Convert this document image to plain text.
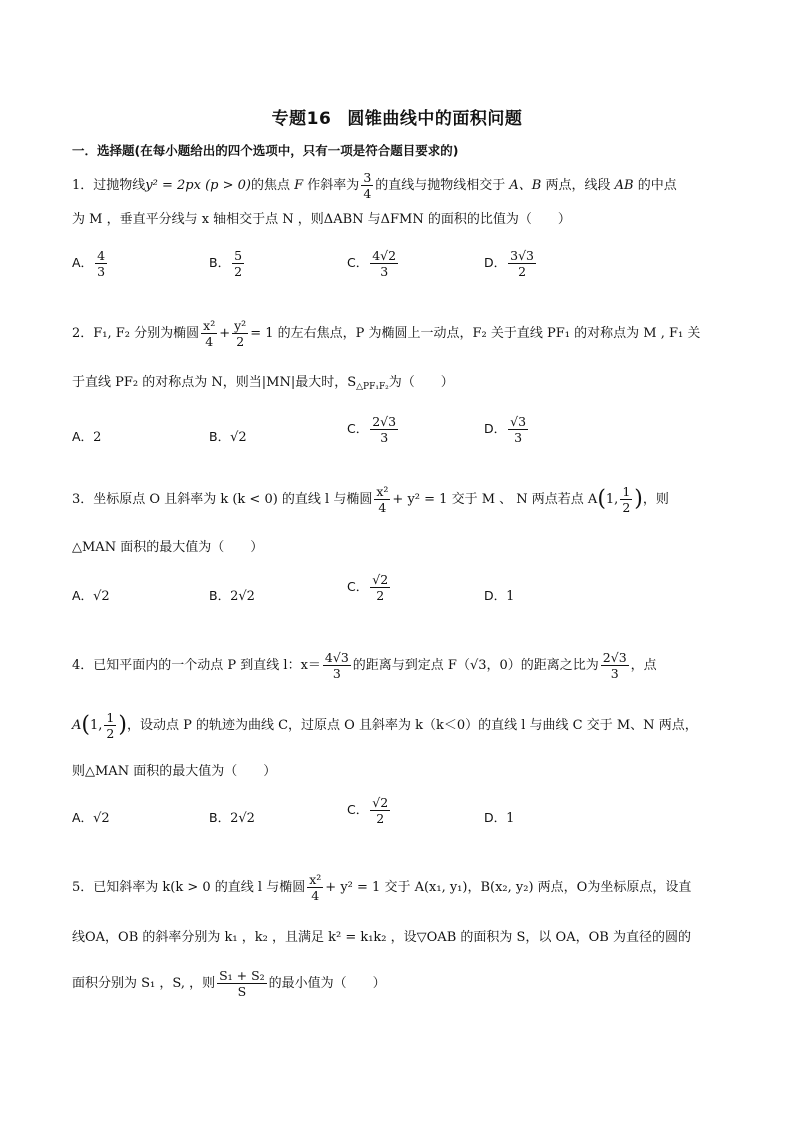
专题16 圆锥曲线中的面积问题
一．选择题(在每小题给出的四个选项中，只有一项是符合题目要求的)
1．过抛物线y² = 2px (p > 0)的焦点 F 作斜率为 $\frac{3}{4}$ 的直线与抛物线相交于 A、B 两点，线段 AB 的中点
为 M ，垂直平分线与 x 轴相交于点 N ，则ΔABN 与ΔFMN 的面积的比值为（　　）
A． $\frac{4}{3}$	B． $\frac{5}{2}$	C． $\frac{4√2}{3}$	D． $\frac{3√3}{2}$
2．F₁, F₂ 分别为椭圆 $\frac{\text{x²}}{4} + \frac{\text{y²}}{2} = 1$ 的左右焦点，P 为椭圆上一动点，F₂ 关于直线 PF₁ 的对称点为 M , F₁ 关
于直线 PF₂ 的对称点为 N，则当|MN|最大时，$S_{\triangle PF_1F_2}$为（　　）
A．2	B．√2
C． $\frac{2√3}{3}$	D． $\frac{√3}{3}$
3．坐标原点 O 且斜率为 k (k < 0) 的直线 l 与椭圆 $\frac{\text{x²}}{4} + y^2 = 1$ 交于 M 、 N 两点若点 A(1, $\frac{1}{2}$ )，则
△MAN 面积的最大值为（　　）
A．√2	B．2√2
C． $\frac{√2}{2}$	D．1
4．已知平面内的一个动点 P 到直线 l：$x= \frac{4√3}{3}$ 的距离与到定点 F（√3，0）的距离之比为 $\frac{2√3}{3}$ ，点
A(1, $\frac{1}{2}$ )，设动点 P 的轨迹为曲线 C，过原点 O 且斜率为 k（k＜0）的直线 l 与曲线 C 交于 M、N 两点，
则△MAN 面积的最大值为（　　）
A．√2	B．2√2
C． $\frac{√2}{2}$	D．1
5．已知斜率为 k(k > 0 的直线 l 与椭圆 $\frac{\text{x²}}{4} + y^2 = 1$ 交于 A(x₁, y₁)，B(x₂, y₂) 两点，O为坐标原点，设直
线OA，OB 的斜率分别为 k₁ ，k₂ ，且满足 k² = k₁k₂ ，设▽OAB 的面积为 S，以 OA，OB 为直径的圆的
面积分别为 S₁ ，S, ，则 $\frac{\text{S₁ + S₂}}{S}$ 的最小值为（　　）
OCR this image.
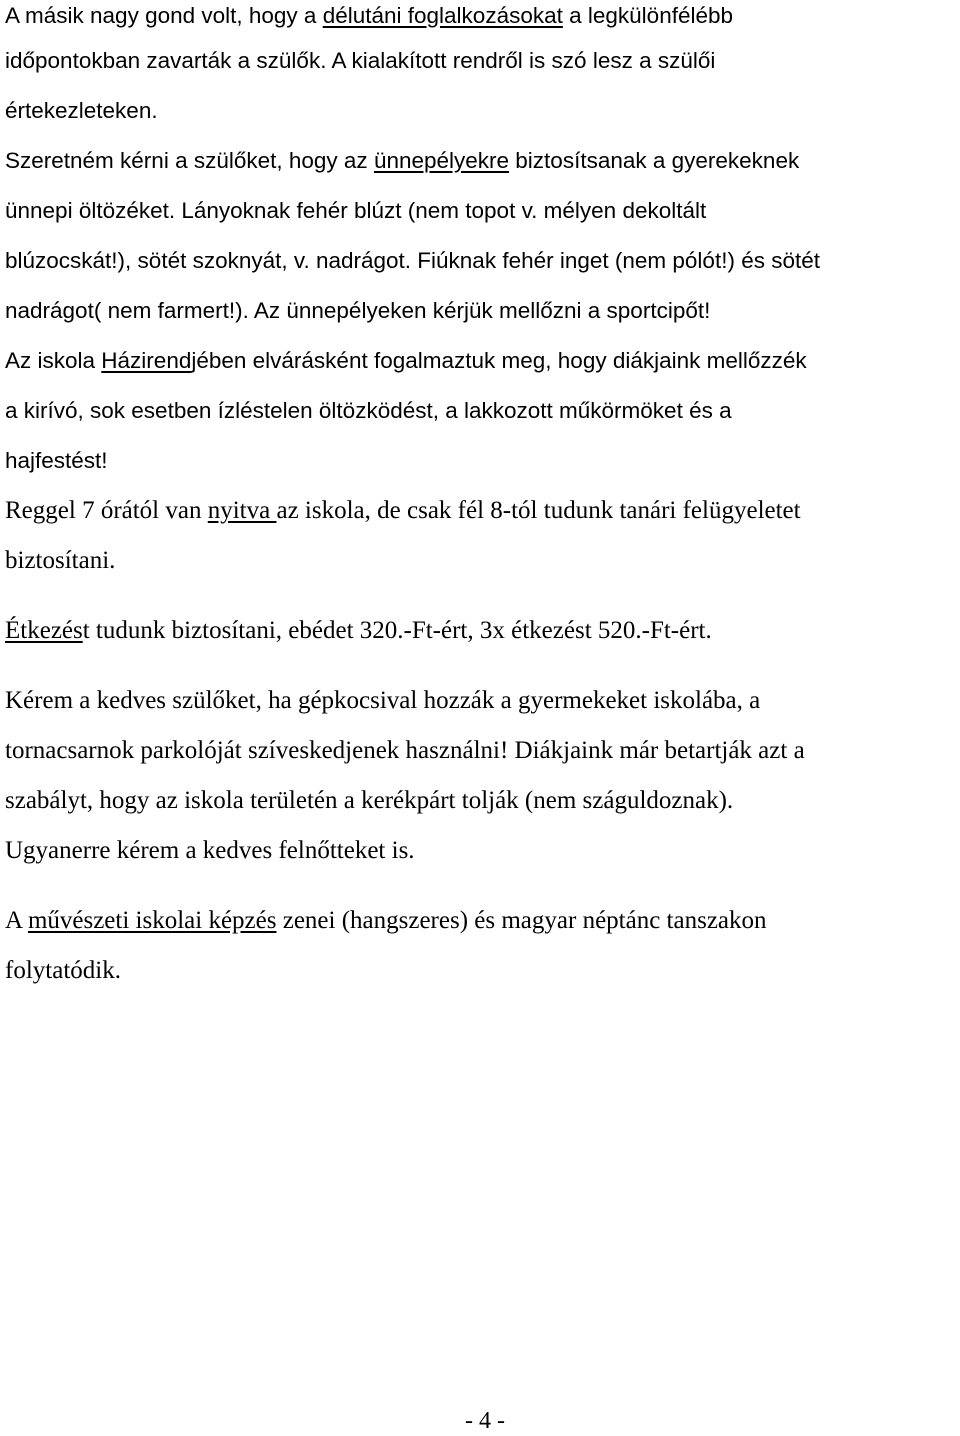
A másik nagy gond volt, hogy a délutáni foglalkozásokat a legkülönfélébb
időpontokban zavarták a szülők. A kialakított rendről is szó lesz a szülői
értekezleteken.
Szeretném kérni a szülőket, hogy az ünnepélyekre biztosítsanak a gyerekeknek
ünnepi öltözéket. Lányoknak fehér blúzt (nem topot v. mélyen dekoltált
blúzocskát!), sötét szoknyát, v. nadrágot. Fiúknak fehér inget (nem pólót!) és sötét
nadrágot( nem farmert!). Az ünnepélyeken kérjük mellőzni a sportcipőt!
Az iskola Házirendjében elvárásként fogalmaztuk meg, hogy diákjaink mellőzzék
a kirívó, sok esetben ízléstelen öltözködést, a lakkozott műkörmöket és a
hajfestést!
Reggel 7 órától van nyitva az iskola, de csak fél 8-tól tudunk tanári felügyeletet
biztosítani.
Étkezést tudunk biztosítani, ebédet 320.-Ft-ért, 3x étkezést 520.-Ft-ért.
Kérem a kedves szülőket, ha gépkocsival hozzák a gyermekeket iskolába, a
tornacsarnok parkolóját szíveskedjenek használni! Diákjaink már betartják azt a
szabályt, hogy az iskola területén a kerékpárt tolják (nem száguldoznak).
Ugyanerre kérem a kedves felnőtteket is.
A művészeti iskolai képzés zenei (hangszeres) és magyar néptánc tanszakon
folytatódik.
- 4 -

### What needs to be done
Which lines above contain the word "tudunk"? Copy each of them.

### Final result
Reggel 7 órától van nyitva az iskola, de csak fél 8-tól tudunk tanári felügyeletet
Étkezést tudunk biztosítani, ebédet 320.-Ft-ért, 3x étkezést 520.-Ft-ért.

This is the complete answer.